======== INFORMATION SHOWN

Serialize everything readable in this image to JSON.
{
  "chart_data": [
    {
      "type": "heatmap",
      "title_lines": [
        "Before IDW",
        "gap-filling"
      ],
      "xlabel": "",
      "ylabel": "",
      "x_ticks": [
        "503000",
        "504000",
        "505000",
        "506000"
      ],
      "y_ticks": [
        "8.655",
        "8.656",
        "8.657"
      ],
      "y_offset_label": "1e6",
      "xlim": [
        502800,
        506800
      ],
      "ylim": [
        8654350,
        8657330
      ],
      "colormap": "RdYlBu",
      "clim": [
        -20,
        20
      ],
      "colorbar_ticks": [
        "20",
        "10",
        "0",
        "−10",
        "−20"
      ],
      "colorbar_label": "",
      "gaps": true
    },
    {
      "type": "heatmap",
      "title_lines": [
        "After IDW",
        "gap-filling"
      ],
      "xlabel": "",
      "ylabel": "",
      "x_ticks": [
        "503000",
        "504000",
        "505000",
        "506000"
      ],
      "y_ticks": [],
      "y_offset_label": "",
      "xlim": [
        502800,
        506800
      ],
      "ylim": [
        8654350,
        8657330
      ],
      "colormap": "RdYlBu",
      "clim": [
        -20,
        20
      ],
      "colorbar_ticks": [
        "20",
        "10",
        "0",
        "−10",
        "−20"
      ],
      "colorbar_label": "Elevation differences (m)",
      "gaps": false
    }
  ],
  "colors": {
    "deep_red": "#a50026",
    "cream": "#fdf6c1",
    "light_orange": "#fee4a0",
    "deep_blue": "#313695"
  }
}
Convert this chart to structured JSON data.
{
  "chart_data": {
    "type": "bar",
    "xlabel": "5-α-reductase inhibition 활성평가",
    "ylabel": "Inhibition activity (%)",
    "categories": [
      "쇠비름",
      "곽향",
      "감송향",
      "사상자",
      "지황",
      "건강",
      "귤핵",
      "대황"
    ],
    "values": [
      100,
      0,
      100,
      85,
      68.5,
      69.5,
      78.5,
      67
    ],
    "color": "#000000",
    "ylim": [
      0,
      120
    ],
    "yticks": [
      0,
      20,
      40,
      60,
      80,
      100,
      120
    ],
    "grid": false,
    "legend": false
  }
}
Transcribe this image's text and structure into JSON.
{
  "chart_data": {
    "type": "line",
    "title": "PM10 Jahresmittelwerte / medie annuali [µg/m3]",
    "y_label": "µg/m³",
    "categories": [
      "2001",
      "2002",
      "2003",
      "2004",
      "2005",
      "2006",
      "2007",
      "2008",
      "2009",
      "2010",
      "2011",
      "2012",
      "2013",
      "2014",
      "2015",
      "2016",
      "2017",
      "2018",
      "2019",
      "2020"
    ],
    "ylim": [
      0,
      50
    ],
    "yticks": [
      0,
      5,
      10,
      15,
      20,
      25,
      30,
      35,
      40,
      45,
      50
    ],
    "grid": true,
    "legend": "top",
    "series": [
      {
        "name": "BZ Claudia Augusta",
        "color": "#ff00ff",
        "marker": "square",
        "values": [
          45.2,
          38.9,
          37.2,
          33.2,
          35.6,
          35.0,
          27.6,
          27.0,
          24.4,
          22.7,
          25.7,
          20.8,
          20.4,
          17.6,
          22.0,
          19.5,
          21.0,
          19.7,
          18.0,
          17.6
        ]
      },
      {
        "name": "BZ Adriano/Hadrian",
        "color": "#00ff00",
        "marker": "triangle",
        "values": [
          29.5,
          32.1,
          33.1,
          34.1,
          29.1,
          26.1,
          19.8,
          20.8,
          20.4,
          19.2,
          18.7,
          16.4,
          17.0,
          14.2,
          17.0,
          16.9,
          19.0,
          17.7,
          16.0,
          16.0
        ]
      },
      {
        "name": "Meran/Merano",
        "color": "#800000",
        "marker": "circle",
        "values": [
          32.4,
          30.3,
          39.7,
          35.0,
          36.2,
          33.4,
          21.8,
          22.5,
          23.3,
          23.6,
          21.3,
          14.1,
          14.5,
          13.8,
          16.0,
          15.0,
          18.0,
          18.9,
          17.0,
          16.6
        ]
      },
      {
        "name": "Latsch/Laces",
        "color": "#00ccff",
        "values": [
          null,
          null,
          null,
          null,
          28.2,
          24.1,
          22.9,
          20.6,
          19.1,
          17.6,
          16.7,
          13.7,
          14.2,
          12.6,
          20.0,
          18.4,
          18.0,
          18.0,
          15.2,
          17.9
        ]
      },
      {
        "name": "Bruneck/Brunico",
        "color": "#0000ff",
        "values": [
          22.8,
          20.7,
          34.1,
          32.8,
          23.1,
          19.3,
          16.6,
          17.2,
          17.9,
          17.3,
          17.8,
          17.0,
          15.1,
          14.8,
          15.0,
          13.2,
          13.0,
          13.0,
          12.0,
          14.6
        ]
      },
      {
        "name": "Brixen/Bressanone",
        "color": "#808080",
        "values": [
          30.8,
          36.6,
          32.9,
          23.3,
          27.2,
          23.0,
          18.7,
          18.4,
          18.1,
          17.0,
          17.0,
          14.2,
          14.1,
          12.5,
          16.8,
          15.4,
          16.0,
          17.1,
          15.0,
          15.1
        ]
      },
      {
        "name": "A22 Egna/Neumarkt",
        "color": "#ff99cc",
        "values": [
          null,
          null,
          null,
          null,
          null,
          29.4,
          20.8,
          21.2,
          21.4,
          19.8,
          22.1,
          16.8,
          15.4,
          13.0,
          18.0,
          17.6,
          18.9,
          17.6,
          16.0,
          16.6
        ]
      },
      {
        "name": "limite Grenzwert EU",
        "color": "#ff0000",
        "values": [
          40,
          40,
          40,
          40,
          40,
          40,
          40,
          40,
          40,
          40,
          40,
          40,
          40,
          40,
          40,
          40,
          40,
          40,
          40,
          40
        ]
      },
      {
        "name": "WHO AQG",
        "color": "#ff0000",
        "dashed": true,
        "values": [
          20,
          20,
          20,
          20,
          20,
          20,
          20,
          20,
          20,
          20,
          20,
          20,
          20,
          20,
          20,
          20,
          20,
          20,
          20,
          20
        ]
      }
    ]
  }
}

================

▸ TASK OBJECTIVE:
Write out all the entries exactly.

▸ ANSWER BELOW:
Serialize everything readable in this image to JSON.
{
  "chart_data": [
    {
      "type": "heatmap",
      "title_lines": [
        "Before IDW",
        "gap-filling"
      ],
      "xlabel": "",
      "ylabel": "",
      "x_ticks": [
        "503000",
        "504000",
        "505000",
        "506000"
      ],
      "y_ticks": [
        "8.655",
        "8.656",
        "8.657"
      ],
      "y_offset_label": "1e6",
      "xlim": [
        502800,
        506800
      ],
      "ylim": [
        8654350,
        8657330
      ],
      "colormap": "RdYlBu",
      "clim": [
        -20,
        20
      ],
      "colorbar_ticks": [
        "20",
        "10",
        "0",
        "−10",
        "−20"
      ],
      "colorbar_label": "",
      "gaps": true
    },
    {
      "type": "heatmap",
      "title_lines": [
        "After IDW",
        "gap-filling"
      ],
      "xlabel": "",
      "ylabel": "",
      "x_ticks": [
        "503000",
        "504000",
        "505000",
        "506000"
      ],
      "y_ticks": [],
      "y_offset_label": "",
      "xlim": [
        502800,
        506800
      ],
      "ylim": [
        8654350,
        8657330
      ],
      "colormap": "RdYlBu",
      "clim": [
        -20,
        20
      ],
      "colorbar_ticks": [
        "20",
        "10",
        "0",
        "−10",
        "−20"
      ],
      "colorbar_label": "Elevation differences (m)",
      "gaps": false
    }
  ],
  "colors": {
    "deep_red": "#a50026",
    "cream": "#fdf6c1",
    "light_orange": "#fee4a0",
    "deep_blue": "#313695"
  }
}
Convert this chart to structured JSON data.
{
  "chart_data": {
    "type": "bar",
    "xlabel": "5-α-reductase inhibition 활성평가",
    "ylabel": "Inhibition activity (%)",
    "categories": [
      "쇠비름",
      "곽향",
      "감송향",
      "사상자",
      "지황",
      "건강",
      "귤핵",
      "대황"
    ],
    "values": [
      100,
      0,
      100,
      85,
      68.5,
      69.5,
      78.5,
      67
    ],
    "color": "#000000",
    "ylim": [
      0,
      120
    ],
    "yticks": [
      0,
      20,
      40,
      60,
      80,
      100,
      120
    ],
    "grid": false,
    "legend": false
  }
}
Transcribe this image's text and structure into JSON.
{
  "chart_data": {
    "type": "line",
    "title": "PM10 Jahresmittelwerte / medie annuali [µg/m3]",
    "y_label": "µg/m³",
    "categories": [
      "2001",
      "2002",
      "2003",
      "2004",
      "2005",
      "2006",
      "2007",
      "2008",
      "2009",
      "2010",
      "2011",
      "2012",
      "2013",
      "2014",
      "2015",
      "2016",
      "2017",
      "2018",
      "2019",
      "2020"
    ],
    "ylim": [
      0,
      50
    ],
    "yticks": [
      0,
      5,
      10,
      15,
      20,
      25,
      30,
      35,
      40,
      45,
      50
    ],
    "grid": true,
    "legend": "top",
    "series": [
      {
        "name": "BZ Claudia Augusta",
        "color": "#ff00ff",
        "marker": "square",
        "values": [
          45.2,
          38.9,
          37.2,
          33.2,
          35.6,
          35.0,
          27.6,
          27.0,
          24.4,
          22.7,
          25.7,
          20.8,
          20.4,
          17.6,
          22.0,
          19.5,
          21.0,
          19.7,
          18.0,
          17.6
        ]
      },
      {
        "name": "BZ Adriano/Hadrian",
        "color": "#00ff00",
        "marker": "triangle",
        "values": [
          29.5,
          32.1,
          33.1,
          34.1,
          29.1,
          26.1,
          19.8,
          20.8,
          20.4,
          19.2,
          18.7,
          16.4,
          17.0,
          14.2,
          17.0,
          16.9,
          19.0,
          17.7,
          16.0,
          16.0
        ]
      },
      {
        "name": "Meran/Merano",
        "color": "#800000",
        "marker": "circle",
        "values": [
          32.4,
          30.3,
          39.7,
          35.0,
          36.2,
          33.4,
          21.8,
          22.5,
          23.3,
          23.6,
          21.3,
          14.1,
          14.5,
          13.8,
          16.0,
          15.0,
          18.0,
          18.9,
          17.0,
          16.6
        ]
      },
      {
        "name": "Latsch/Laces",
        "color": "#00ccff",
        "values": [
          null,
          null,
          null,
          null,
          28.2,
          24.1,
          22.9,
          20.6,
          19.1,
          17.6,
          16.7,
          13.7,
          14.2,
          12.6,
          20.0,
          18.4,
          18.0,
          18.0,
          15.2,
          17.9
        ]
      },
      {
        "name": "Bruneck/Brunico",
        "color": "#0000ff",
        "values": [
          22.8,
          20.7,
          34.1,
          32.8,
          23.1,
          19.3,
          16.6,
          17.2,
          17.9,
          17.3,
          17.8,
          17.0,
          15.1,
          14.8,
          15.0,
          13.2,
          13.0,
          13.0,
          12.0,
          14.6
        ]
      },
      {
        "name": "Brixen/Bressanone",
        "color": "#808080",
        "values": [
          30.8,
          36.6,
          32.9,
          23.3,
          27.2,
          23.0,
          18.7,
          18.4,
          18.1,
          17.0,
          17.0,
          14.2,
          14.1,
          12.5,
          16.8,
          15.4,
          16.0,
          17.1,
          15.0,
          15.1
        ]
      },
      {
        "name": "A22 Egna/Neumarkt",
        "color": "#ff99cc",
        "values": [
          null,
          null,
          null,
          null,
          null,
          29.4,
          20.8,
          21.2,
          21.4,
          19.8,
          22.1,
          16.8,
          15.4,
          13.0,
          18.0,
          17.6,
          18.9,
          17.6,
          16.0,
          16.6
        ]
      },
      {
        "name": "limite Grenzwert EU",
        "color": "#ff0000",
        "values": [
          40,
          40,
          40,
          40,
          40,
          40,
          40,
          40,
          40,
          40,
          40,
          40,
          40,
          40,
          40,
          40,
          40,
          40,
          40,
          40
        ]
      },
      {
        "name": "WHO AQG",
        "color": "#ff0000",
        "dashed": true,
        "values": [
          20,
          20,
          20,
          20,
          20,
          20,
          20,
          20,
          20,
          20,
          20,
          20,
          20,
          20,
          20,
          20,
          20,
          20,
          20,
          20
        ]
      }
    ]
  }
}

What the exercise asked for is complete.